▶ Given problem
Give every line again exactly as it appears, please, but not the pictures.
━━━━━━
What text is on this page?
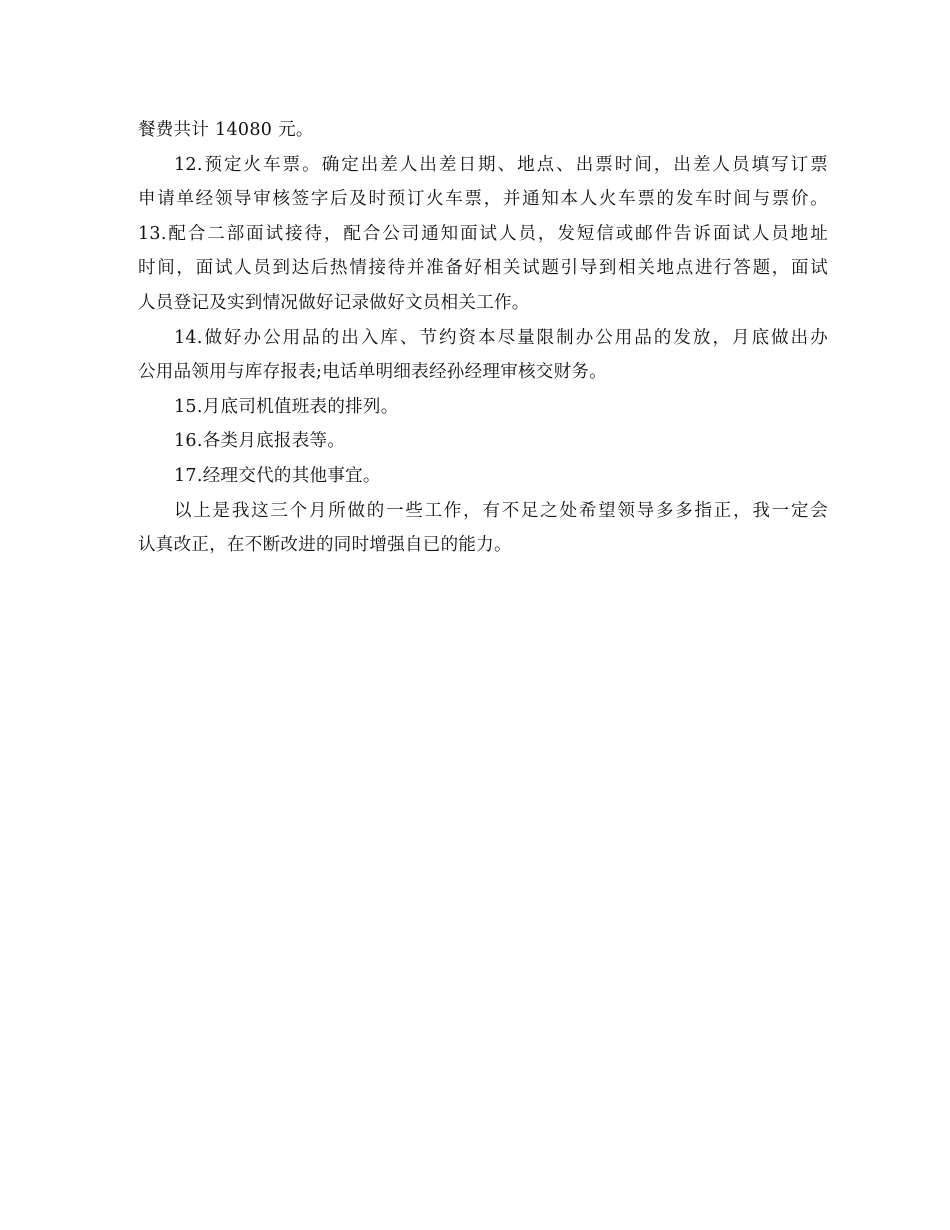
餐费共计 14080 元。
12.预定火车票。确定出差人出差日期、地点、出票时间，出差人员填写订票
申请单经领导审核签字后及时预订火车票，并通知本人火车票的发车时间与票价。
13.配合二部面试接待，配合公司通知面试人员，发短信或邮件告诉面试人员地址
时间，面试人员到达后热情接待并准备好相关试题引导到相关地点进行答题，面试
人员登记及实到情况做好记录做好文员相关工作。
14.做好办公用品的出入库、节约资本尽量限制办公用品的发放，月底做出办
公用品领用与库存报表;电话单明细表经孙经理审核交财务。
15.月底司机值班表的排列。
16.各类月底报表等。
17.经理交代的其他事宜。
以上是我这三个月所做的一些工作，有不足之处希望领导多多指正，我一定会
认真改正，在不断改进的同时增强自已的能力。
━━━━━━
▶ Reply to the exercise
What text is on this page?
餐费共计 14080 元。
12.预定火车票。确定出差人出差日期、地点、出票时间，出差人员填写订票
申请单经领导审核签字后及时预订火车票，并通知本人火车票的发车时间与票价。
13.配合二部面试接待，配合公司通知面试人员，发短信或邮件告诉面试人员地址
时间，面试人员到达后热情接待并准备好相关试题引导到相关地点进行答题，面试
人员登记及实到情况做好记录做好文员相关工作。
14.做好办公用品的出入库、节约资本尽量限制办公用品的发放，月底做出办
公用品领用与库存报表;电话单明细表经孙经理审核交财务。
15.月底司机值班表的排列。
16.各类月底报表等。
17.经理交代的其他事宜。
以上是我这三个月所做的一些工作，有不足之处希望领导多多指正，我一定会
认真改正，在不断改进的同时增强自已的能力。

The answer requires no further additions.